— Exercise goal —
In the listing below, locate the lines that hold the string "otrzymywania". Copy those lines.

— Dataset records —
--------------------------------
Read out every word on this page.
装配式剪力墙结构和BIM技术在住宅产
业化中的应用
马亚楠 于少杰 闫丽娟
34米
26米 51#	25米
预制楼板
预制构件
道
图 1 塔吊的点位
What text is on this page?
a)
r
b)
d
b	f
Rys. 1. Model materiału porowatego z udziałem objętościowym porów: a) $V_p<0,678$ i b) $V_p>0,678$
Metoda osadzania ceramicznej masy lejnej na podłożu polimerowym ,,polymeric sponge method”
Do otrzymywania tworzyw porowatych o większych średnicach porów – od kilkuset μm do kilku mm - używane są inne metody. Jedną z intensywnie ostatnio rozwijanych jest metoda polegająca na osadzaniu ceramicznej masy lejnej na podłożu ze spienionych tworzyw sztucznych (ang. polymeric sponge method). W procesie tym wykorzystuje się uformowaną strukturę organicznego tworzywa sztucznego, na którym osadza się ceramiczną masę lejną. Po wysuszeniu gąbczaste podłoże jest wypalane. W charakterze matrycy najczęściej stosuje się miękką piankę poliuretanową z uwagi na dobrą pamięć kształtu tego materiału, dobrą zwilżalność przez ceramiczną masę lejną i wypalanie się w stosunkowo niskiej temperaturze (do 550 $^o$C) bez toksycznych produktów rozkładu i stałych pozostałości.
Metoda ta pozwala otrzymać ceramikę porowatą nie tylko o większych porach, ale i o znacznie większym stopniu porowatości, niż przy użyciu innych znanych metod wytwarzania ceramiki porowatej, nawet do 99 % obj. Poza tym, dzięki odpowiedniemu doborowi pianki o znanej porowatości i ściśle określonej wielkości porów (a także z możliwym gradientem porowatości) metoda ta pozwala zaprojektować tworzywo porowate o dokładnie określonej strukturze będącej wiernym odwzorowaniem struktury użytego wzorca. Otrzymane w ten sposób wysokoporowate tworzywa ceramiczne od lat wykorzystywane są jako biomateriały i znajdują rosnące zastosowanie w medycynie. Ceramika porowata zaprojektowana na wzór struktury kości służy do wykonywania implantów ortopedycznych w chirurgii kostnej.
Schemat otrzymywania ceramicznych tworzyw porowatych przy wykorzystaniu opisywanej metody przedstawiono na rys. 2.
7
--------------------------------
— Answer to the task —
Do otrzymywania tworzyw porowatych o większych średnicach porów – od kilkuset μm do kilku mm - używane są inne metody. Jedną z intensywnie ostatnio rozwijanych jest metoda polegająca na osadzaniu ceramicznej masy lejnej na podłożu ze spienionych tworzyw sztucznych (ang. polymeric sponge method). W procesie tym wykorzystuje się uformowaną strukturę organicznego tworzywa sztucznego, na którym osadza się ceramiczną masę lejną. Po wysuszeniu gąbczaste podłoże jest wypalane. W charakterze matrycy najczęściej stosuje się miękką piankę poliuretanową z uwagi na dobrą pamięć kształtu tego materiału, dobrą zwilżalność przez ceramiczną masę lejną i wypalanie się w stosunkowo niskiej temperaturze (do 550 $^o$C) bez toksycznych produktów rozkładu i stałych pozostałości.
Schemat otrzymywania ceramicznych tworzyw porowatych przy wykorzystaniu opisywanej metody przedstawiono na rys. 2.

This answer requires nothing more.